── RECORD LIST ──
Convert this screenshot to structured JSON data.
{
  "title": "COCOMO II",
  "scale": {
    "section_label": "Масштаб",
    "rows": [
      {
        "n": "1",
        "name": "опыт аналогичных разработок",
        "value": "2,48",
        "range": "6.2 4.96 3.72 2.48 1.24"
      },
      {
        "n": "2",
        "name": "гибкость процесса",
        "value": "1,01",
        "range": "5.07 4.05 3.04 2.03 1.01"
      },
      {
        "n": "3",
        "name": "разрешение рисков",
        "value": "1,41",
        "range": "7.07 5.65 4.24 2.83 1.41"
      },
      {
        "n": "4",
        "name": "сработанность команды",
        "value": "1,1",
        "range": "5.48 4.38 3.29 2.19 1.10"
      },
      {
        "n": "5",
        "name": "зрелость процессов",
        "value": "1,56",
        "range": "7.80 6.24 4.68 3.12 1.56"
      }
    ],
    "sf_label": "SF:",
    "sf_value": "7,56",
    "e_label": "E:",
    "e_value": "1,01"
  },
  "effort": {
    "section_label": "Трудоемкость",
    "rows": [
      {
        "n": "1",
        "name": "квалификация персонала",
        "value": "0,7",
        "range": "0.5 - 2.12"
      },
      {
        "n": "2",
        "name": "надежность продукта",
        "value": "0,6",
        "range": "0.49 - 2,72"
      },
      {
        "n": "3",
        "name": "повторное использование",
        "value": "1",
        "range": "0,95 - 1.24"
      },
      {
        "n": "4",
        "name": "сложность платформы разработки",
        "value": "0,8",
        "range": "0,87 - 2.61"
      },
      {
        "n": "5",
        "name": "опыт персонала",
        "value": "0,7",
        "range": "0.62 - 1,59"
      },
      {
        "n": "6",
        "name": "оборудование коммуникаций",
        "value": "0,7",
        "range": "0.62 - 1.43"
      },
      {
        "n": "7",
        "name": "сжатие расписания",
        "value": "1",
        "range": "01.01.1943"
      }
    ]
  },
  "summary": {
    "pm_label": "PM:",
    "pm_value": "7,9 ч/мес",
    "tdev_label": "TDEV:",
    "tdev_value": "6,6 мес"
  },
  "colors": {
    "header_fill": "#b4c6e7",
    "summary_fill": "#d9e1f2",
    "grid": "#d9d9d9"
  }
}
───
### DESCRIPTION OF THE TASK
Gather up the lines that contain the word "персонала".

### WRITTEN SOLUTION
        "name": "квалификация персонала",
        "name": "опыт персонала",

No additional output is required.